Count every line that has the word "name" in it; give no more than the number.

········

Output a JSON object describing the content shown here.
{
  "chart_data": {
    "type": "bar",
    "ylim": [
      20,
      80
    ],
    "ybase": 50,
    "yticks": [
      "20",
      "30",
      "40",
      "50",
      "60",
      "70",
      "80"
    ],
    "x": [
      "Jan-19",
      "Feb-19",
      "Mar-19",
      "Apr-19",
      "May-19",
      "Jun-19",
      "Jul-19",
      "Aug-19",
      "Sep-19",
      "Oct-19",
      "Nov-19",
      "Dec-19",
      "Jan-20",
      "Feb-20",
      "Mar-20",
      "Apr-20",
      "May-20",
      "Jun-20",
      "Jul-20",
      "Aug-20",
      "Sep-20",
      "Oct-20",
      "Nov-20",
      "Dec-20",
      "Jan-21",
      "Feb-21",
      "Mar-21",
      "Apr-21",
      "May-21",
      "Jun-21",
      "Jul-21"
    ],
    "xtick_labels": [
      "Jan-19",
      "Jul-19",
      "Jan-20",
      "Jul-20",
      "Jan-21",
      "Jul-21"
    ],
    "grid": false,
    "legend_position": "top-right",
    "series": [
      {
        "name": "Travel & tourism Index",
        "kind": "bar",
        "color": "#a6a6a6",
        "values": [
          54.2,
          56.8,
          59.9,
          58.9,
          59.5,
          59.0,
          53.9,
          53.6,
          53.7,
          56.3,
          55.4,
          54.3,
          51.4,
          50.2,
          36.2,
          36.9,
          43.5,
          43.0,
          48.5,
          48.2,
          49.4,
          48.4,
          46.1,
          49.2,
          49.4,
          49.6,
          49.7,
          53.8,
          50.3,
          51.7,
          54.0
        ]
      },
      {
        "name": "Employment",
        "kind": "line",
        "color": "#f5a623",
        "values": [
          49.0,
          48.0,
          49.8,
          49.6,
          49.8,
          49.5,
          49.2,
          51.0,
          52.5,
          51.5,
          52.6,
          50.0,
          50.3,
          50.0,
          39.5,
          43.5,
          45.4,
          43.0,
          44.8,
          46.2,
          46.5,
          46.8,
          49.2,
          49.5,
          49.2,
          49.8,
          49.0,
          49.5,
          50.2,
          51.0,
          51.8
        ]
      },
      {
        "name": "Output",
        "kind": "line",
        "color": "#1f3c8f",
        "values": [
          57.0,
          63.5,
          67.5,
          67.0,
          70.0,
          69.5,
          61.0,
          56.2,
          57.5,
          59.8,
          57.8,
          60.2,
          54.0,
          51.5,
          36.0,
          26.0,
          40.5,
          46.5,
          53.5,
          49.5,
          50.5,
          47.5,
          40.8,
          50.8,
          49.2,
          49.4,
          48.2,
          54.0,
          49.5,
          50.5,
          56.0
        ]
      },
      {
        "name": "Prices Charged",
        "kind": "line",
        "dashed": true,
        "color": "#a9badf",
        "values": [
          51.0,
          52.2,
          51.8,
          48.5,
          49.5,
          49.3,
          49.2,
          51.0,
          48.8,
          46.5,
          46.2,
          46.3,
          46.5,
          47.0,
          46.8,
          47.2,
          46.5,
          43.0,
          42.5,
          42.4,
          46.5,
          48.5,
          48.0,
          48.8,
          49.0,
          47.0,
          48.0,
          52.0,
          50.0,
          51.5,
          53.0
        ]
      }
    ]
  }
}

········

### Answer to the task
4